Items from a dataset:
╔══
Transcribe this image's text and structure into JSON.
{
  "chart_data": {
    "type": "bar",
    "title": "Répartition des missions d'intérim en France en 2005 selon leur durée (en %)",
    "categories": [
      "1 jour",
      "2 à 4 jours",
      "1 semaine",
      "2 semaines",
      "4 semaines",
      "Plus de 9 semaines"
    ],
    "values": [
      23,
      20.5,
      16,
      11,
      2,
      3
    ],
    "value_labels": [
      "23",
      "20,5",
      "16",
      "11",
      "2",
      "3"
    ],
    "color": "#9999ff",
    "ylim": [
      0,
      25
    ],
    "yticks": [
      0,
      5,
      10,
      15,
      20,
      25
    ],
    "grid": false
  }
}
╚══
* [OBJECTIVE]: Extract all lines as given.

* [ANSWER TO THIS TASK]:
Transcribe this image's text and structure into JSON.
{
  "chart_data": {
    "type": "bar",
    "title": "Répartition des missions d'intérim en France en 2005 selon leur durée (en %)",
    "categories": [
      "1 jour",
      "2 à 4 jours",
      "1 semaine",
      "2 semaines",
      "4 semaines",
      "Plus de 9 semaines"
    ],
    "values": [
      23,
      20.5,
      16,
      11,
      2,
      3
    ],
    "value_labels": [
      "23",
      "20,5",
      "16",
      "11",
      "2",
      "3"
    ],
    "color": "#9999ff",
    "ylim": [
      0,
      25
    ],
    "yticks": [
      0,
      5,
      10,
      15,
      20,
      25
    ],
    "grid": false
  }
}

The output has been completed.